# start of Materials provided

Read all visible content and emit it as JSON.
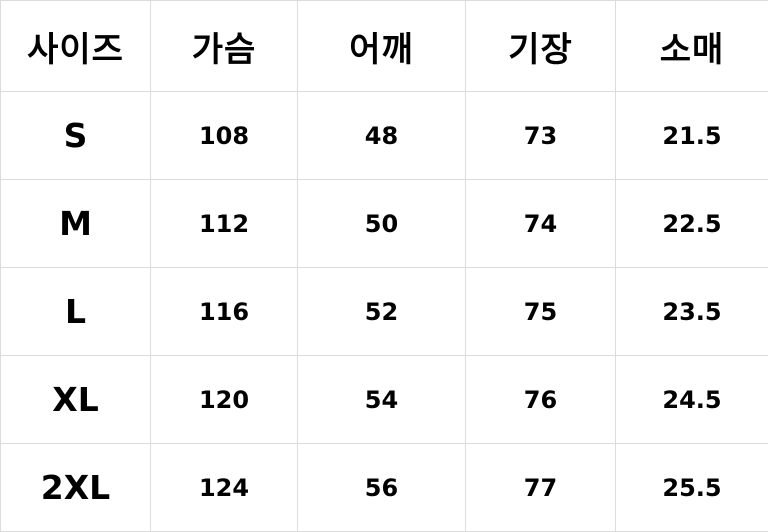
{
  "headers": [
    "사이즈",
    "가슴",
    "어깨",
    "기장",
    "소매"
  ],
  "rows": [
    [
      "S",
      "108",
      "48",
      "73",
      "21.5"
    ],
    [
      "M",
      "112",
      "50",
      "74",
      "22.5"
    ],
    [
      "L",
      "116",
      "52",
      "75",
      "23.5"
    ],
    [
      "XL",
      "120",
      "54",
      "76",
      "24.5"
    ],
    [
      "2XL",
      "124",
      "56",
      "77",
      "25.5"
    ]
  ],
  "colors": {
    "border": "#dcdcdc",
    "text": "#000000",
    "background": "#ffffff"
  }
}
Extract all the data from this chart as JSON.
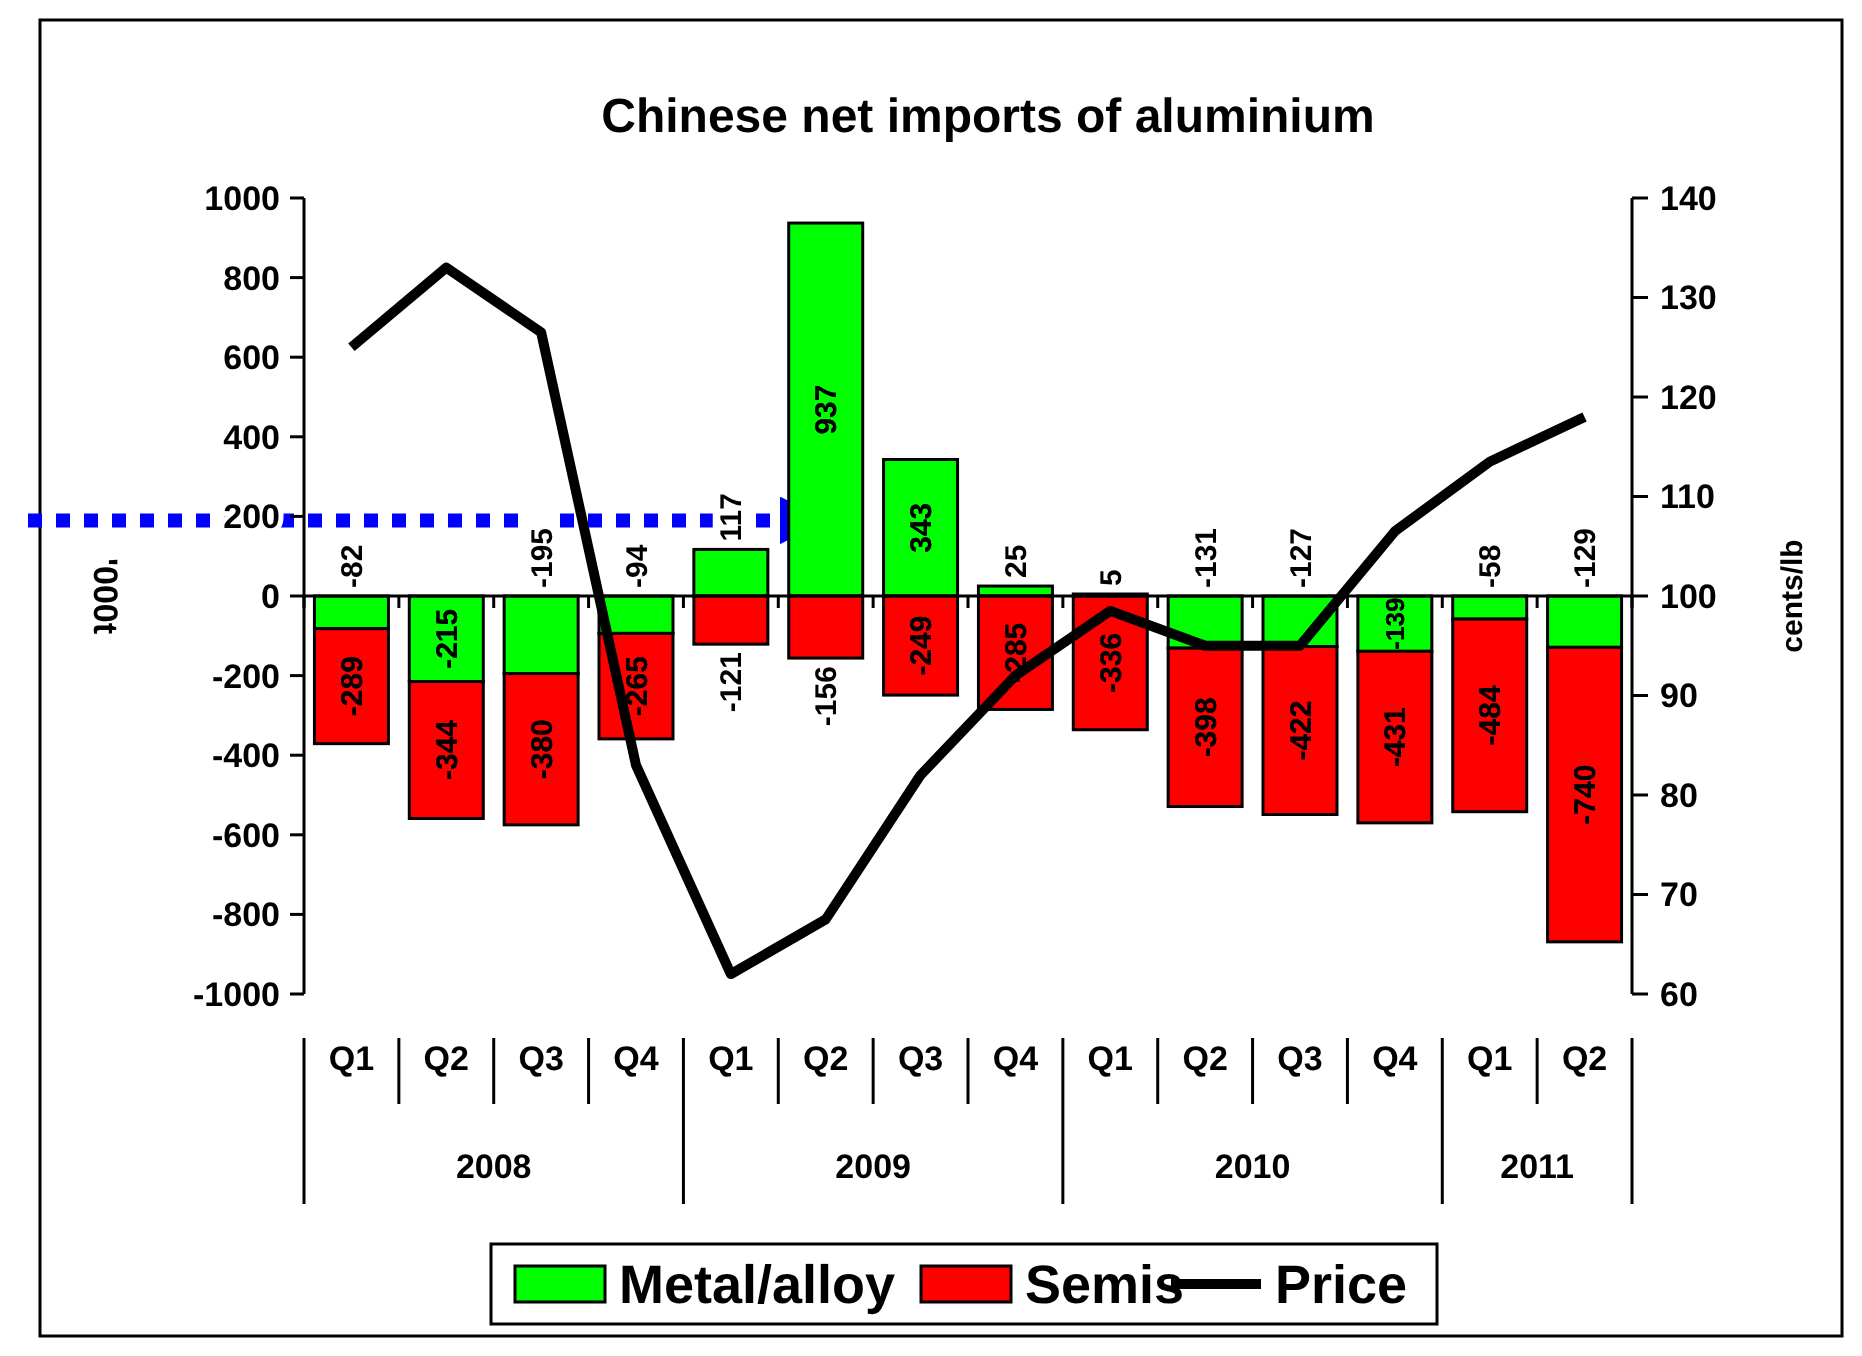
{
  "chart_data": {
    "type": "bar",
    "title": "Chinese net imports of aluminium",
    "ylabel": "'000t",
    "y2label": "cents/lb",
    "categories": [
      "Q1",
      "Q2",
      "Q3",
      "Q4",
      "Q1",
      "Q2",
      "Q3",
      "Q4",
      "Q1",
      "Q2",
      "Q3",
      "Q4",
      "Q1",
      "Q2"
    ],
    "annotations": [
      "2008",
      "2009",
      "2010",
      "2011"
    ],
    "stacked": true,
    "legend": "bottom",
    "series": [
      {
        "name": "Metal/alloy",
        "color": "#00ff00",
        "values": [
          -82,
          -215,
          -195,
          -94,
          117,
          937,
          343,
          25,
          5,
          -131,
          -127,
          -139,
          -58,
          -129
        ],
        "value_labels": [
          "-82",
          "-215",
          "-195",
          "-94",
          "117",
          "937",
          "343",
          "25",
          "5",
          "-131",
          "-127",
          "-139",
          "-58",
          "-129"
        ]
      },
      {
        "name": "Semis",
        "color": "#ff0000",
        "values": [
          -289,
          -344,
          -380,
          -265,
          -121,
          -156,
          -249,
          -285,
          -336,
          -398,
          -422,
          -431,
          -484,
          -740
        ],
        "value_labels": [
          "-289",
          "-344",
          "-380",
          "-265",
          "-121",
          "-156",
          "-249",
          "-285",
          "-336",
          "-398",
          "-422",
          "-431",
          "-484",
          "-740"
        ]
      },
      {
        "name": "Price",
        "color": "#000000",
        "type": "line",
        "axis": "y2",
        "values": [
          125,
          133,
          126.5,
          83,
          62,
          67.5,
          82,
          92,
          98.5,
          95,
          95,
          106.5,
          113.5,
          118
        ]
      }
    ],
    "ylim": [
      -1000,
      1000
    ],
    "yticks": [
      -1000,
      -800,
      -600,
      -400,
      -200,
      0,
      200,
      400,
      600,
      800,
      1000
    ],
    "ref_lines": [
      {
        "axis": "y",
        "value": 190,
        "color": "#0000ff",
        "line_style": "dotted"
      }
    ],
    "y2lim": [
      60,
      140
    ],
    "y2ticks": [
      60,
      70,
      80,
      90,
      100,
      110,
      120,
      130,
      140
    ]
  }
}
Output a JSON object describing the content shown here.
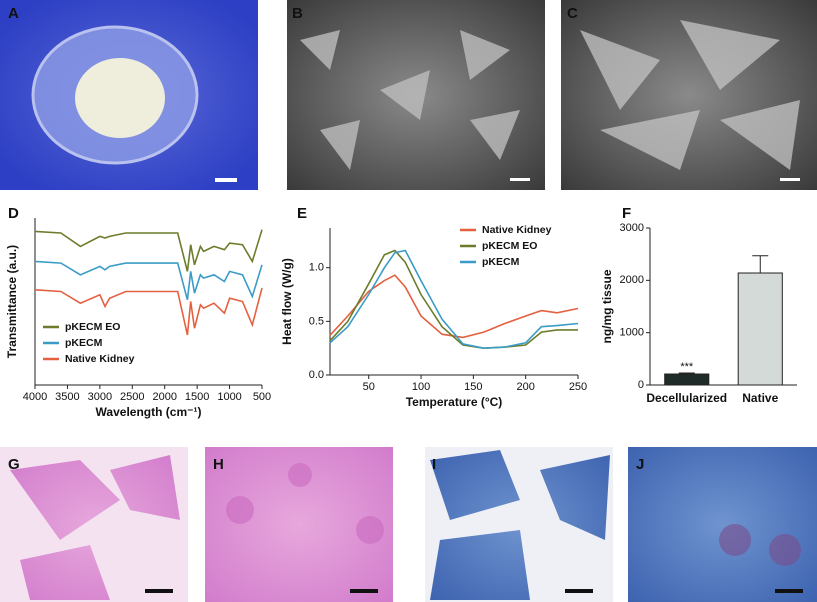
{
  "panel_labels": [
    "A",
    "B",
    "C",
    "D",
    "E",
    "F",
    "G",
    "H",
    "I",
    "J"
  ],
  "chart_data": [
    {
      "type": "line",
      "xlabel": "Wavelength (cm⁻¹)",
      "ylabel": "Transmittance (a.u.)",
      "x": [
        4000,
        3600,
        3300,
        3000,
        2920,
        2850,
        2600,
        2000,
        1800,
        1650,
        1600,
        1540,
        1450,
        1400,
        1240,
        1080,
        1000,
        800,
        650,
        500
      ],
      "xlim": [
        4000,
        500
      ],
      "xticks": [
        4000,
        3500,
        3000,
        2500,
        2000,
        1500,
        1000,
        500
      ],
      "ylim": [
        0,
        10
      ],
      "legend": "lower left",
      "series": [
        {
          "name": "pKECM EO",
          "color": "#6b7d2b",
          "values": [
            9.2,
            9.1,
            8.3,
            8.9,
            8.8,
            8.9,
            9.1,
            9.1,
            9.1,
            6.8,
            8.4,
            7.2,
            8.3,
            8.0,
            8.3,
            8.1,
            8.5,
            8.4,
            7.4,
            9.3
          ]
        },
        {
          "name": "pKECM",
          "color": "#3a9cc6",
          "values": [
            7.4,
            7.3,
            6.6,
            7.1,
            6.9,
            7.1,
            7.3,
            7.3,
            7.3,
            5.1,
            6.8,
            5.5,
            6.6,
            6.4,
            6.6,
            6.2,
            6.8,
            6.6,
            5.3,
            7.2
          ]
        },
        {
          "name": "Native Kidney",
          "color": "#e4603f",
          "values": [
            5.7,
            5.6,
            4.9,
            5.4,
            4.7,
            5.2,
            5.6,
            5.6,
            5.6,
            3.0,
            5.0,
            3.4,
            4.8,
            4.6,
            4.9,
            4.3,
            5.2,
            5.0,
            3.6,
            5.8
          ]
        }
      ]
    },
    {
      "type": "line",
      "xlabel": "Temperature (°C)",
      "ylabel": "Heat flow (W/g)",
      "x": [
        13,
        30,
        50,
        65,
        75,
        85,
        100,
        120,
        140,
        160,
        180,
        200,
        215,
        230,
        250
      ],
      "xlim": [
        13,
        250
      ],
      "xticks": [
        50,
        100,
        150,
        200,
        250
      ],
      "ylim": [
        0,
        1.37
      ],
      "yticks": [
        {
          "value": 0,
          "label": "0.0"
        },
        0.5,
        {
          "value": 1,
          "label": "1.0"
        }
      ],
      "legend": "upper right",
      "series": [
        {
          "name": "Native Kidney",
          "color": "#e4603f",
          "values": [
            0.37,
            0.55,
            0.78,
            0.88,
            0.93,
            0.82,
            0.55,
            0.38,
            0.35,
            0.4,
            0.48,
            0.55,
            0.6,
            0.58,
            0.62
          ]
        },
        {
          "name": "pKECM EO",
          "color": "#6b7d2b",
          "values": [
            0.32,
            0.5,
            0.85,
            1.12,
            1.16,
            1.05,
            0.75,
            0.45,
            0.28,
            0.25,
            0.26,
            0.28,
            0.4,
            0.42,
            0.42
          ]
        },
        {
          "name": "pKECM",
          "color": "#3a9cc6",
          "values": [
            0.3,
            0.45,
            0.75,
            1.0,
            1.14,
            1.16,
            0.88,
            0.52,
            0.29,
            0.25,
            0.26,
            0.3,
            0.45,
            0.46,
            0.48
          ]
        }
      ]
    },
    {
      "type": "bar",
      "ylabel": "ng/mg tissue",
      "categories": [
        "Decellularized",
        "Native"
      ],
      "values": [
        210,
        2140
      ],
      "errors": [
        20,
        330
      ],
      "colors": [
        "#1e2b28",
        "#d3dad7"
      ],
      "bar_annotations": [
        "***",
        null
      ],
      "ylim": [
        0,
        3000
      ],
      "yticks": [
        0,
        1000,
        2000,
        3000
      ]
    }
  ]
}
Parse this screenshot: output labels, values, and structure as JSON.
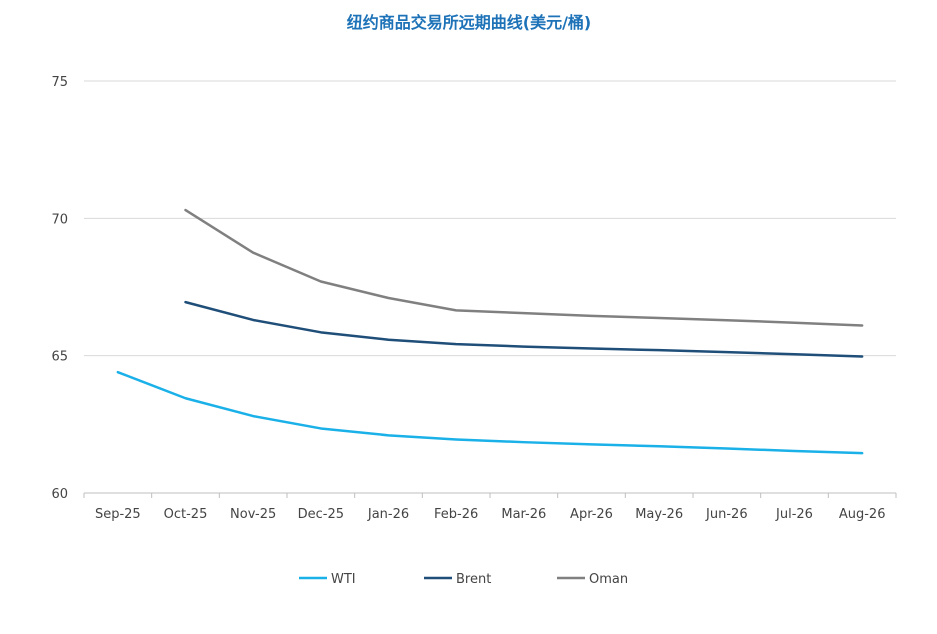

# end of Materials provided

# [Task to complete]
Reproduce all entries exactly. Pictures do not belong in the copy.

# [Expected answer]
Read all visible content and emit it as JSON.
{
  "headers": [
    "사이즈",
    "가슴",
    "어깨",
    "기장",
    "소매"
  ],
  "rows": [
    [
      "S",
      "108",
      "48",
      "73",
      "21.5"
    ],
    [
      "M",
      "112",
      "50",
      "74",
      "22.5"
    ],
    [
      "L",
      "116",
      "52",
      "75",
      "23.5"
    ],
    [
      "XL",
      "120",
      "54",
      "76",
      "24.5"
    ],
    [
      "2XL",
      "124",
      "56",
      "77",
      "25.5"
    ]
  ],
  "colors": {
    "border": "#dcdcdc",
    "text": "#000000",
    "background": "#ffffff"
  }
}
Extract all the data from this chart as JSON.
{
  "chart_data": {
    "type": "bar",
    "title": "Chinese net imports of aluminium",
    "ylabel": "'000t",
    "y2label": "cents/lb",
    "categories": [
      "Q1",
      "Q2",
      "Q3",
      "Q4",
      "Q1",
      "Q2",
      "Q3",
      "Q4",
      "Q1",
      "Q2",
      "Q3",
      "Q4",
      "Q1",
      "Q2"
    ],
    "annotations": [
      "2008",
      "2009",
      "2010",
      "2011"
    ],
    "stacked": true,
    "legend": "bottom",
    "series": [
      {
        "name": "Metal/alloy",
        "color": "#00ff00",
        "values": [
          -82,
          -215,
          -195,
          -94,
          117,
          937,
          343,
          25,
          5,
          -131,
          -127,
          -139,
          -58,
          -129
        ],
        "value_labels": [
          "-82",
          "-215",
          "-195",
          "-94",
          "117",
          "937",
          "343",
          "25",
          "5",
          "-131",
          "-127",
          "-139",
          "-58",
          "-129"
        ]
      },
      {
        "name": "Semis",
        "color": "#ff0000",
        "values": [
          -289,
          -344,
          -380,
          -265,
          -121,
          -156,
          -249,
          -285,
          -336,
          -398,
          -422,
          -431,
          -484,
          -740
        ],
        "value_labels": [
          "-289",
          "-344",
          "-380",
          "-265",
          "-121",
          "-156",
          "-249",
          "-285",
          "-336",
          "-398",
          "-422",
          "-431",
          "-484",
          "-740"
        ]
      },
      {
        "name": "Price",
        "color": "#000000",
        "type": "line",
        "axis": "y2",
        "values": [
          125,
          133,
          126.5,
          83,
          62,
          67.5,
          82,
          92,
          98.5,
          95,
          95,
          106.5,
          113.5,
          118
        ]
      }
    ],
    "ylim": [
      -1000,
      1000
    ],
    "yticks": [
      -1000,
      -800,
      -600,
      -400,
      -200,
      0,
      200,
      400,
      600,
      800,
      1000
    ],
    "ref_lines": [
      {
        "axis": "y",
        "value": 190,
        "color": "#0000ff",
        "line_style": "dotted"
      }
    ],
    "y2lim": [
      60,
      140
    ],
    "y2ticks": [
      60,
      70,
      80,
      90,
      100,
      110,
      120,
      130,
      140
    ]
  }
}
Output a JSON object describing the content shown here.
{
  "panel_labels": [
    "A",
    "B",
    "C",
    "D",
    "E",
    "F",
    "G",
    "H",
    "I",
    "J"
  ],
  "chart_data": [
    {
      "type": "line",
      "xlabel": "Wavelength (cm⁻¹)",
      "ylabel": "Transmittance (a.u.)",
      "x": [
        4000,
        3600,
        3300,
        3000,
        2920,
        2850,
        2600,
        2000,
        1800,
        1650,
        1600,
        1540,
        1450,
        1400,
        1240,
        1080,
        1000,
        800,
        650,
        500
      ],
      "xlim": [
        4000,
        500
      ],
      "xticks": [
        4000,
        3500,
        3000,
        2500,
        2000,
        1500,
        1000,
        500
      ],
      "ylim": [
        0,
        10
      ],
      "legend": "lower left",
      "series": [
        {
          "name": "pKECM EO",
          "color": "#6b7d2b",
          "values": [
            9.2,
            9.1,
            8.3,
            8.9,
            8.8,
            8.9,
            9.1,
            9.1,
            9.1,
            6.8,
            8.4,
            7.2,
            8.3,
            8.0,
            8.3,
            8.1,
            8.5,
            8.4,
            7.4,
            9.3
          ]
        },
        {
          "name": "pKECM",
          "color": "#3a9cc6",
          "values": [
            7.4,
            7.3,
            6.6,
            7.1,
            6.9,
            7.1,
            7.3,
            7.3,
            7.3,
            5.1,
            6.8,
            5.5,
            6.6,
            6.4,
            6.6,
            6.2,
            6.8,
            6.6,
            5.3,
            7.2
          ]
        },
        {
          "name": "Native Kidney",
          "color": "#e4603f",
          "values": [
            5.7,
            5.6,
            4.9,
            5.4,
            4.7,
            5.2,
            5.6,
            5.6,
            5.6,
            3.0,
            5.0,
            3.4,
            4.8,
            4.6,
            4.9,
            4.3,
            5.2,
            5.0,
            3.6,
            5.8
          ]
        }
      ]
    },
    {
      "type": "line",
      "xlabel": "Temperature (°C)",
      "ylabel": "Heat flow (W/g)",
      "x": [
        13,
        30,
        50,
        65,
        75,
        85,
        100,
        120,
        140,
        160,
        180,
        200,
        215,
        230,
        250
      ],
      "xlim": [
        13,
        250
      ],
      "xticks": [
        50,
        100,
        150,
        200,
        250
      ],
      "ylim": [
        0,
        1.37
      ],
      "yticks": [
        {
          "value": 0,
          "label": "0.0"
        },
        0.5,
        {
          "value": 1,
          "label": "1.0"
        }
      ],
      "legend": "upper right",
      "series": [
        {
          "name": "Native Kidney",
          "color": "#e4603f",
          "values": [
            0.37,
            0.55,
            0.78,
            0.88,
            0.93,
            0.82,
            0.55,
            0.38,
            0.35,
            0.4,
            0.48,
            0.55,
            0.6,
            0.58,
            0.62
          ]
        },
        {
          "name": "pKECM EO",
          "color": "#6b7d2b",
          "values": [
            0.32,
            0.5,
            0.85,
            1.12,
            1.16,
            1.05,
            0.75,
            0.45,
            0.28,
            0.25,
            0.26,
            0.28,
            0.4,
            0.42,
            0.42
          ]
        },
        {
          "name": "pKECM",
          "color": "#3a9cc6",
          "values": [
            0.3,
            0.45,
            0.75,
            1.0,
            1.14,
            1.16,
            0.88,
            0.52,
            0.29,
            0.25,
            0.26,
            0.3,
            0.45,
            0.46,
            0.48
          ]
        }
      ]
    },
    {
      "type": "bar",
      "ylabel": "ng/mg tissue",
      "categories": [
        "Decellularized",
        "Native"
      ],
      "values": [
        210,
        2140
      ],
      "errors": [
        20,
        330
      ],
      "colors": [
        "#1e2b28",
        "#d3dad7"
      ],
      "bar_annotations": [
        "***",
        null
      ],
      "ylim": [
        0,
        3000
      ],
      "yticks": [
        0,
        1000,
        2000,
        3000
      ]
    }
  ]
}
Parse this screenshot: output labels, values, and structure as JSON.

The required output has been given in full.